%%

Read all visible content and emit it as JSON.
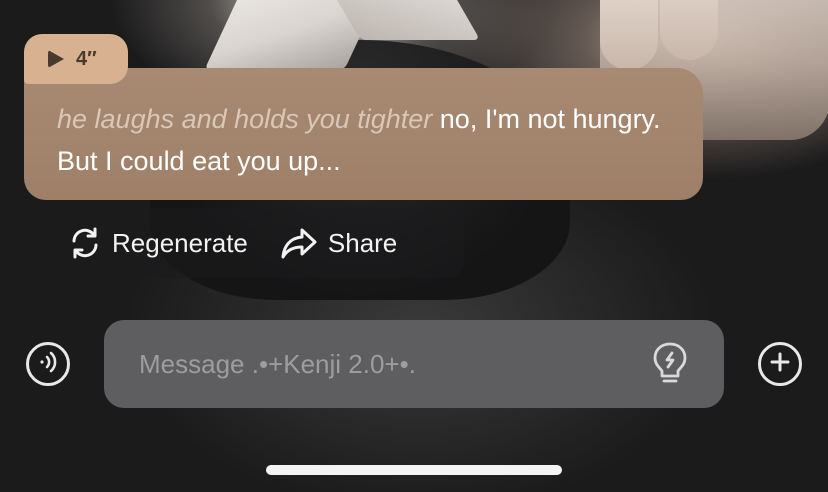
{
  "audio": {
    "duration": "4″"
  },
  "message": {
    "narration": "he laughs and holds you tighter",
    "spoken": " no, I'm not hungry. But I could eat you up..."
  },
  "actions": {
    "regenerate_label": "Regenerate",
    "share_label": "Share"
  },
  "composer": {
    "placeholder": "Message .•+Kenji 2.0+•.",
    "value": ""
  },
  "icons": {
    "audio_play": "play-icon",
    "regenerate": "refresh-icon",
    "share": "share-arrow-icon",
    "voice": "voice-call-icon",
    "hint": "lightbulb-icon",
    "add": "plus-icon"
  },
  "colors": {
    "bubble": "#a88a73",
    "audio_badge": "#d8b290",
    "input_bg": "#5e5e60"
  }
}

%%

Would you return the data exactly as written, without the pictures?

▶ _Solution to this exercise_:
Read all visible content and emit it as JSON.
{
  "audio": {
    "duration": "4″"
  },
  "message": {
    "narration": "he laughs and holds you tighter",
    "spoken": " no, I'm not hungry. But I could eat you up..."
  },
  "actions": {
    "regenerate_label": "Regenerate",
    "share_label": "Share"
  },
  "composer": {
    "placeholder": "Message .•+Kenji 2.0+•.",
    "value": ""
  },
  "icons": {
    "audio_play": "play-icon",
    "regenerate": "refresh-icon",
    "share": "share-arrow-icon",
    "voice": "voice-call-icon",
    "hint": "lightbulb-icon",
    "add": "plus-icon"
  },
  "colors": {
    "bubble": "#a88a73",
    "audio_badge": "#d8b290",
    "input_bg": "#5e5e60"
  }
}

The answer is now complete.